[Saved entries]

++++++++++++++++++++

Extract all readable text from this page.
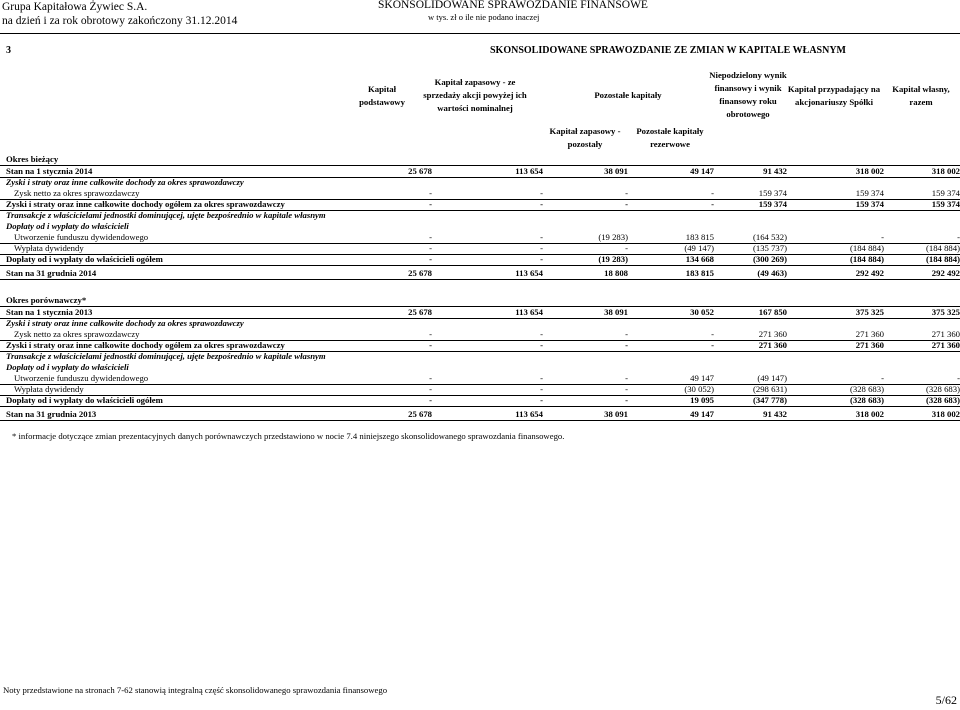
Grupa Kapitałowa Żywiec S.A.
na dzień i za rok obrotowy zakończony 31.12.2014
SKONSOLIDOWANE SPRAWOZDANIE FINANSOWE
w tys. zł o ile nie podano inaczej
3	SKONSOLIDOWANE SPRAWOZDANIE ZE ZMIAN W KAPITALE WŁASNYM
Kapitał podstawowy
Kapitał zapasowy - ze sprzedaży akcji powyżej ich wartości nominalnej
Pozostałe kapitały
Niepodzielony wynik finansowy i wynik finansowy roku obrotowego
Kapitał przypadający na akcjonariuszy Spółki
Kapitał własny, razem
Kapitał zapasowy - pozostały
Pozostałe kapitały rezerwowe
Okres bieżący
Stan na 1 stycznia 2014	25 678	113 654	38 091	49 147	91 432	318 002	318 002
Zyski i straty oraz inne całkowite dochody za okres sprawozdawczy
Zysk netto za okres sprawozdawczy	-	-	-	-	159 374	159 374	159 374
Zyski i straty oraz inne całkowite dochody ogółem za okres sprawozdawczy	-	-	-	-	159 374	159 374	159 374
Transakcje z właścicielami jednostki dominującej, ujęte bezpośrednio w kapitale własnym
Dopłaty od i wypłaty do właścicieli
Utworzenie funduszu dywidendowego	-	-	(19 283)	183 815	(164 532)	-	-
Wypłata dywidendy	-	-	-	(49 147)	(135 737)	(184 884)	(184 884)
Dopłaty od i wypłaty do właścicieli ogółem	-	-	(19 283)	134 668	(300 269)	(184 884)	(184 884)
Stan na 31 grudnia 2014	25 678	113 654	18 808	183 815	(49 463)	292 492	292 492
Okres porównawczy*
Stan na 1 stycznia 2013	25 678	113 654	38 091	30 052	167 850	375 325	375 325
Zyski i straty oraz inne całkowite dochody za okres sprawozdawczy
Zysk netto za okres sprawozdawczy	-	-	-	-	271 360	271 360	271 360
Zyski i straty oraz inne całkowite dochody ogółem za okres sprawozdawczy	-	-	-	-	271 360	271 360	271 360
Transakcje z właścicielami jednostki dominującej, ujęte bezpośrednio w kapitale własnym
Dopłaty od i wypłaty do właścicieli
Utworzenie funduszu dywidendowego	-	-	-	49 147	(49 147)	-	-
Wypłata dywidendy	-	-	-	(30 052)	(298 631)	(328 683)	(328 683)
Dopłaty od i wypłaty do właścicieli ogółem	-	-	-	19 095	(347 778)	(328 683)	(328 683)
Stan na 31 grudnia 2013	25 678	113 654	38 091	49 147	91 432	318 002	318 002
* informacje dotyczące zmian prezentacyjnych danych porównawczych przedstawiono w nocie 7.4 niniejszego skonsolidowanego sprawozdania finansowego.
Noty przedstawione na stronach 7-62 stanowią integralną część skonsolidowanego sprawozdania finansowego
5/62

++++++++++++++++++++

▸ **EXERCISE DIRECTIONS**: Transcribe all the data word for word; the images stay out.

▸ **FINISHED EXERCISE**:
Extract all readable text from this page.
Grupa Kapitałowa Żywiec S.A.
na dzień i za rok obrotowy zakończony 31.12.2014
SKONSOLIDOWANE SPRAWOZDANIE FINANSOWE
w tys. zł o ile nie podano inaczej
3	SKONSOLIDOWANE SPRAWOZDANIE ZE ZMIAN W KAPITALE WŁASNYM
Kapitał podstawowy
Kapitał zapasowy - ze sprzedaży akcji powyżej ich wartości nominalnej
Pozostałe kapitały
Niepodzielony wynik finansowy i wynik finansowy roku obrotowego
Kapitał przypadający na akcjonariuszy Spółki
Kapitał własny, razem
Kapitał zapasowy - pozostały
Pozostałe kapitały rezerwowe
Okres bieżący
Stan na 1 stycznia 2014	25 678	113 654	38 091	49 147	91 432	318 002	318 002
Zyski i straty oraz inne całkowite dochody za okres sprawozdawczy
Zysk netto za okres sprawozdawczy	-	-	-	-	159 374	159 374	159 374
Zyski i straty oraz inne całkowite dochody ogółem za okres sprawozdawczy	-	-	-	-	159 374	159 374	159 374
Transakcje z właścicielami jednostki dominującej, ujęte bezpośrednio w kapitale własnym
Dopłaty od i wypłaty do właścicieli
Utworzenie funduszu dywidendowego	-	-	(19 283)	183 815	(164 532)	-	-
Wypłata dywidendy	-	-	-	(49 147)	(135 737)	(184 884)	(184 884)
Dopłaty od i wypłaty do właścicieli ogółem	-	-	(19 283)	134 668	(300 269)	(184 884)	(184 884)
Stan na 31 grudnia 2014	25 678	113 654	18 808	183 815	(49 463)	292 492	292 492
Okres porównawczy*
Stan na 1 stycznia 2013	25 678	113 654	38 091	30 052	167 850	375 325	375 325
Zyski i straty oraz inne całkowite dochody za okres sprawozdawczy
Zysk netto za okres sprawozdawczy	-	-	-	-	271 360	271 360	271 360
Zyski i straty oraz inne całkowite dochody ogółem za okres sprawozdawczy	-	-	-	-	271 360	271 360	271 360
Transakcje z właścicielami jednostki dominującej, ujęte bezpośrednio w kapitale własnym
Dopłaty od i wypłaty do właścicieli
Utworzenie funduszu dywidendowego	-	-	-	49 147	(49 147)	-	-
Wypłata dywidendy	-	-	-	(30 052)	(298 631)	(328 683)	(328 683)
Dopłaty od i wypłaty do właścicieli ogółem	-	-	-	19 095	(347 778)	(328 683)	(328 683)
Stan na 31 grudnia 2013	25 678	113 654	38 091	49 147	91 432	318 002	318 002
* informacje dotyczące zmian prezentacyjnych danych porównawczych przedstawiono w nocie 7.4 niniejszego skonsolidowanego sprawozdania finansowego.
Noty przedstawione na stronach 7-62 stanowią integralną część skonsolidowanego sprawozdania finansowego
5/62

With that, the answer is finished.